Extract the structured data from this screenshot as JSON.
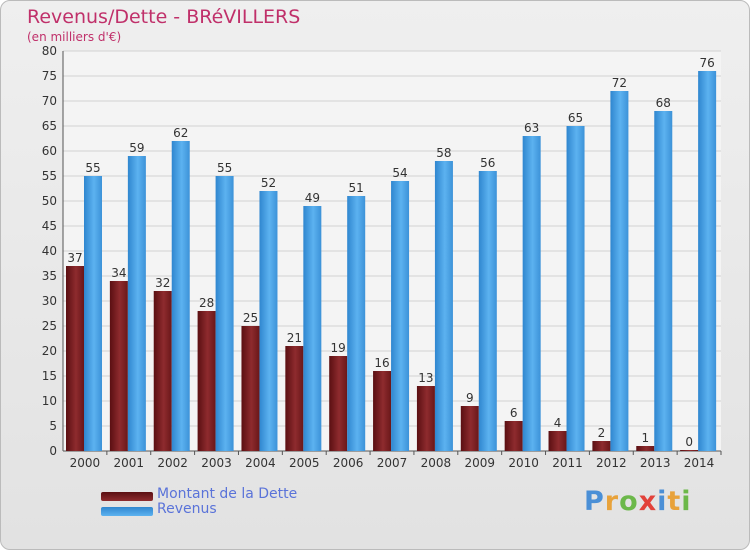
{
  "header": {
    "title": "Revenus/Dette - BRéVILLERS",
    "subtitle": "(en milliers d'€)"
  },
  "chart_data": {
    "type": "bar",
    "title": "Revenus/Dette - BRéVILLERS",
    "subtitle": "(en milliers d'€)",
    "categories": [
      "2000",
      "2001",
      "2002",
      "2003",
      "2004",
      "2005",
      "2006",
      "2007",
      "2008",
      "2009",
      "2010",
      "2011",
      "2012",
      "2013",
      "2014"
    ],
    "series": [
      {
        "name": "Montant de la Dette",
        "color": "#7a1f22",
        "values": [
          37,
          34,
          32,
          28,
          25,
          21,
          19,
          16,
          13,
          9,
          6,
          4,
          2,
          1,
          0
        ]
      },
      {
        "name": "Revenus",
        "color": "#4aa3e6",
        "values": [
          55,
          59,
          62,
          55,
          52,
          49,
          51,
          54,
          58,
          56,
          63,
          65,
          72,
          68,
          76
        ]
      }
    ],
    "ylim": [
      0,
      80
    ],
    "yticks": [
      0,
      5,
      10,
      15,
      20,
      25,
      30,
      35,
      40,
      45,
      50,
      55,
      60,
      65,
      70,
      75,
      80
    ],
    "grid": true,
    "data_labels": true,
    "legend": "bottom-left"
  },
  "legend": {
    "items": [
      {
        "label": "Montant de la Dette",
        "color": "#7a1f22"
      },
      {
        "label": "Revenus",
        "color": "#4aa3e6"
      }
    ]
  },
  "logo": {
    "letters": [
      {
        "char": "P",
        "color": "#4a8fd6"
      },
      {
        "char": "r",
        "color": "#e8a23a"
      },
      {
        "char": "o",
        "color": "#6cb84a"
      },
      {
        "char": "x",
        "color": "#e2423a"
      },
      {
        "char": "i",
        "color": "#4a8fd6"
      },
      {
        "char": "t",
        "color": "#e8a23a"
      },
      {
        "char": "i",
        "color": "#6cb84a"
      }
    ]
  }
}
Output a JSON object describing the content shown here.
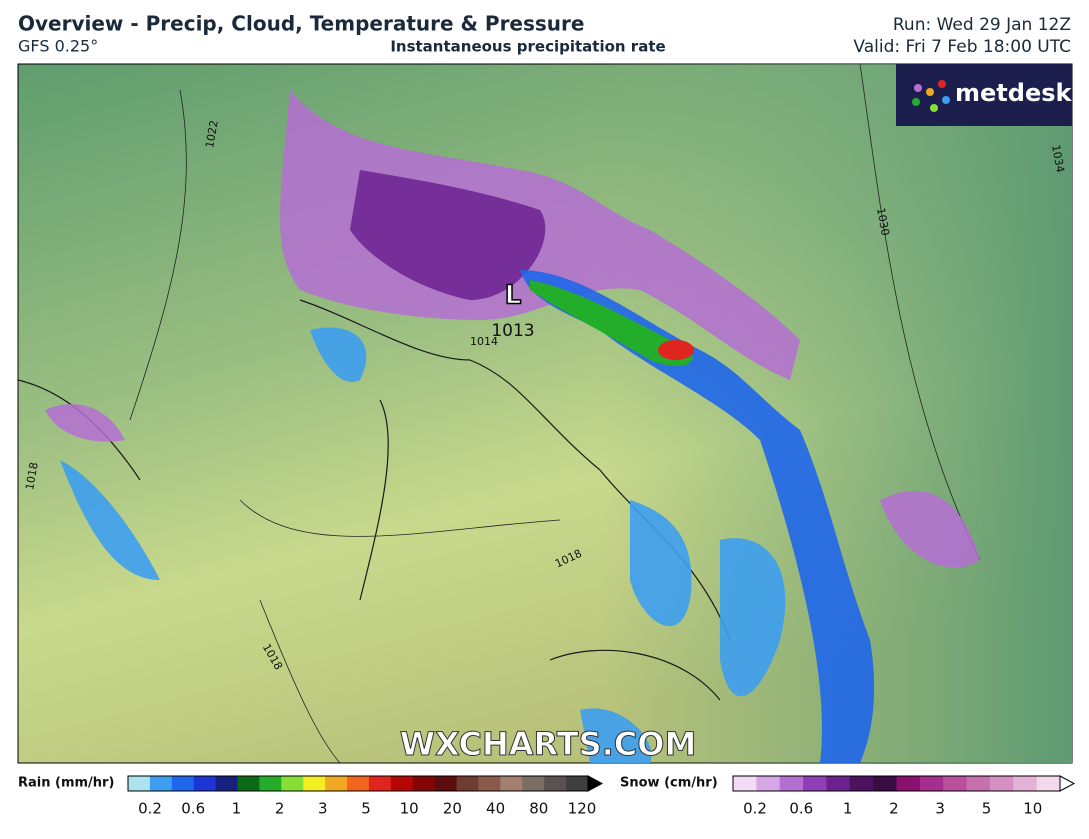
{
  "header": {
    "title": "Overview - Precip, Cloud, Temperature & Pressure",
    "model": "GFS 0.25°",
    "subtitle": "Instantaneous precipitation rate",
    "run": "Run: Wed 29 Jan 12Z",
    "valid": "Valid: Fri 7 Feb 18:00 UTC"
  },
  "logo": "metdesk",
  "watermark": "WXCHARTS.COM",
  "map": {
    "low_marker": "L",
    "low_pressure": "1013",
    "isobar_labels": [
      "1022",
      "1014",
      "1018",
      "1018",
      "1018",
      "1030",
      "1034"
    ]
  },
  "legends": [
    {
      "title": "Rain (mm/hr)",
      "ticks": [
        0.2,
        0.6,
        1,
        2,
        3,
        5,
        10,
        20,
        40,
        80,
        120
      ],
      "colors": [
        "#aee2ee",
        "#3d9ff0",
        "#1f66ea",
        "#1c35d4",
        "#16207e",
        "#0b6a18",
        "#22ae2a",
        "#86df33",
        "#f2ee22",
        "#f2a822",
        "#f2641f",
        "#e0251f",
        "#b40606",
        "#820404",
        "#5c0c0c",
        "#6e3c32",
        "#8a5a4c",
        "#a28070",
        "#7c6c64",
        "#5a5252",
        "#3e3e3e"
      ]
    },
    {
      "title": "Snow (cm/hr)",
      "ticks": [
        0.2,
        0.6,
        1,
        2,
        3,
        5,
        10
      ],
      "colors": [
        "#f3dcf3",
        "#d6a6e6",
        "#b56fd3",
        "#8f3fb6",
        "#6c2190",
        "#4c1260",
        "#3a0c44",
        "#8a1070",
        "#a52e8e",
        "#b8509e",
        "#c670b0",
        "#d690c2",
        "#e4b2d6",
        "#f3d8ec"
      ]
    }
  ]
}
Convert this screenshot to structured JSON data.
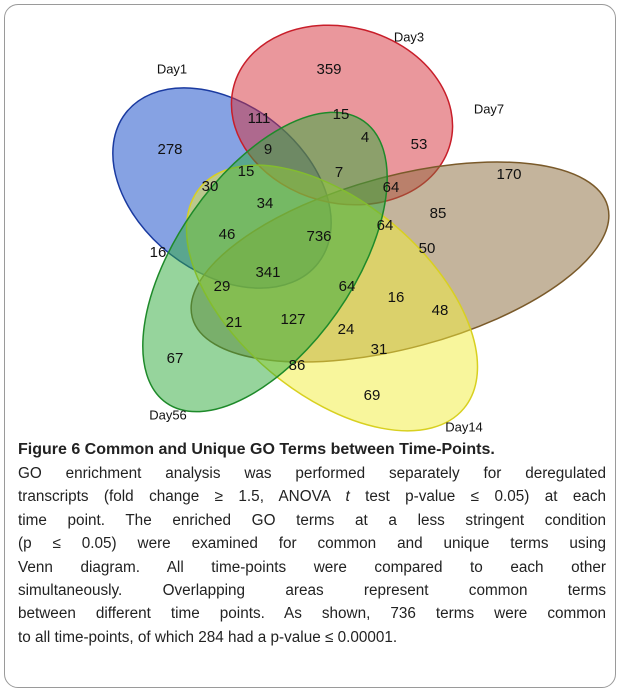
{
  "sets": [
    "Day1",
    "Day3",
    "Day7",
    "Day56",
    "Day14"
  ],
  "regions": [
    278,
    111,
    359,
    15,
    4,
    53,
    170,
    9,
    7,
    64,
    85,
    30,
    15,
    34,
    46,
    736,
    64,
    50,
    16,
    29,
    341,
    64,
    16,
    48,
    21,
    127,
    24,
    31,
    67,
    86,
    69
  ],
  "caption": {
    "title": "Figure 6 Common and Unique GO Terms between Time-Points.",
    "lines": [
      [
        {
          "text": "GO enrichment analysis was performed separately for deregulated"
        }
      ],
      [
        {
          "text": "transcripts (fold change ≥ 1.5, ANOVA "
        },
        {
          "text": "t",
          "italic": true
        },
        {
          "text": " test p-value ≤ 0.05) at each"
        }
      ],
      [
        {
          "text": "time point. The enriched GO terms at a less stringent condition"
        }
      ],
      [
        {
          "text": "(p ≤ 0.05) were examined for common and unique terms using"
        }
      ],
      [
        {
          "text": "Venn diagram. All time-points were compared to each other"
        }
      ],
      [
        {
          "text": "simultaneously. Overlapping areas represent common terms"
        }
      ],
      [
        {
          "text": "between different time points. As shown, 736 terms were common"
        }
      ],
      [
        {
          "text": "to all time-points, of which 284 had a p-value ≤ 0.00001."
        }
      ]
    ]
  }
}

# Work instructions
Restate the whole listing above exactly, except for its images.

# The answer
Extract the structured data from this screenshot as JSON.
{
  "header": {
    "title": "Revenus/Dette - BRéVILLERS",
    "subtitle": "(en milliers d'€)"
  },
  "chart_data": {
    "type": "bar",
    "title": "Revenus/Dette - BRéVILLERS",
    "subtitle": "(en milliers d'€)",
    "categories": [
      "2000",
      "2001",
      "2002",
      "2003",
      "2004",
      "2005",
      "2006",
      "2007",
      "2008",
      "2009",
      "2010",
      "2011",
      "2012",
      "2013",
      "2014"
    ],
    "series": [
      {
        "name": "Montant de la Dette",
        "color": "#7a1f22",
        "values": [
          37,
          34,
          32,
          28,
          25,
          21,
          19,
          16,
          13,
          9,
          6,
          4,
          2,
          1,
          0
        ]
      },
      {
        "name": "Revenus",
        "color": "#4aa3e6",
        "values": [
          55,
          59,
          62,
          55,
          52,
          49,
          51,
          54,
          58,
          56,
          63,
          65,
          72,
          68,
          76
        ]
      }
    ],
    "ylim": [
      0,
      80
    ],
    "yticks": [
      0,
      5,
      10,
      15,
      20,
      25,
      30,
      35,
      40,
      45,
      50,
      55,
      60,
      65,
      70,
      75,
      80
    ],
    "grid": true,
    "data_labels": true,
    "legend": "bottom-left"
  },
  "legend": {
    "items": [
      {
        "label": "Montant de la Dette",
        "color": "#7a1f22"
      },
      {
        "label": "Revenus",
        "color": "#4aa3e6"
      }
    ]
  },
  "logo": {
    "letters": [
      {
        "char": "P",
        "color": "#4a8fd6"
      },
      {
        "char": "r",
        "color": "#e8a23a"
      },
      {
        "char": "o",
        "color": "#6cb84a"
      },
      {
        "char": "x",
        "color": "#e2423a"
      },
      {
        "char": "i",
        "color": "#4a8fd6"
      },
      {
        "char": "t",
        "color": "#e8a23a"
      },
      {
        "char": "i",
        "color": "#6cb84a"
      }
    ]
  }
}
Output a JSON object describing the content shown here.
{
  "header": {
    "title": "Overview - Precip, Cloud, Temperature & Pressure",
    "model": "GFS 0.25°",
    "subtitle": "Instantaneous precipitation rate",
    "run": "Run: Wed 29 Jan 12Z",
    "valid": "Valid: Fri 7 Feb 18:00 UTC"
  },
  "logo": "metdesk",
  "watermark": "WXCHARTS.COM",
  "map": {
    "low_marker": "L",
    "low_pressure": "1013",
    "isobar_labels": [
      "1022",
      "1014",
      "1018",
      "1018",
      "1018",
      "1030",
      "1034"
    ]
  },
  "legends": [
    {
      "title": "Rain (mm/hr)",
      "ticks": [
        0.2,
        0.6,
        1,
        2,
        3,
        5,
        10,
        20,
        40,
        80,
        120
      ],
      "colors": [
        "#aee2ee",
        "#3d9ff0",
        "#1f66ea",
        "#1c35d4",
        "#16207e",
        "#0b6a18",
        "#22ae2a",
        "#86df33",
        "#f2ee22",
        "#f2a822",
        "#f2641f",
        "#e0251f",
        "#b40606",
        "#820404",
        "#5c0c0c",
        "#6e3c32",
        "#8a5a4c",
        "#a28070",
        "#7c6c64",
        "#5a5252",
        "#3e3e3e"
      ]
    },
    {
      "title": "Snow (cm/hr)",
      "ticks": [
        0.2,
        0.6,
        1,
        2,
        3,
        5,
        10
      ],
      "colors": [
        "#f3dcf3",
        "#d6a6e6",
        "#b56fd3",
        "#8f3fb6",
        "#6c2190",
        "#4c1260",
        "#3a0c44",
        "#8a1070",
        "#a52e8e",
        "#b8509e",
        "#c670b0",
        "#d690c2",
        "#e4b2d6",
        "#f3d8ec"
      ]
    }
  ]
}
Convert this screenshot to structured JSON data.
{
  "sets": [
    "Day1",
    "Day3",
    "Day7",
    "Day56",
    "Day14"
  ],
  "regions": [
    278,
    111,
    359,
    15,
    4,
    53,
    170,
    9,
    7,
    64,
    85,
    30,
    15,
    34,
    46,
    736,
    64,
    50,
    16,
    29,
    341,
    64,
    16,
    48,
    21,
    127,
    24,
    31,
    67,
    86,
    69
  ],
  "caption": {
    "title": "Figure 6 Common and Unique GO Terms between Time-Points.",
    "lines": [
      [
        {
          "text": "GO enrichment analysis was performed separately for deregulated"
        }
      ],
      [
        {
          "text": "transcripts (fold change ≥ 1.5, ANOVA "
        },
        {
          "text": "t",
          "italic": true
        },
        {
          "text": " test p-value ≤ 0.05) at each"
        }
      ],
      [
        {
          "text": "time point. The enriched GO terms at a less stringent condition"
        }
      ],
      [
        {
          "text": "(p ≤ 0.05) were examined for common and unique terms using"
        }
      ],
      [
        {
          "text": "Venn diagram. All time-points were compared to each other"
        }
      ],
      [
        {
          "text": "simultaneously. Overlapping areas represent common terms"
        }
      ],
      [
        {
          "text": "between different time points. As shown, 736 terms were common"
        }
      ],
      [
        {
          "text": "to all time-points, of which 284 had a p-value ≤ 0.00001."
        }
      ]
    ]
  }
}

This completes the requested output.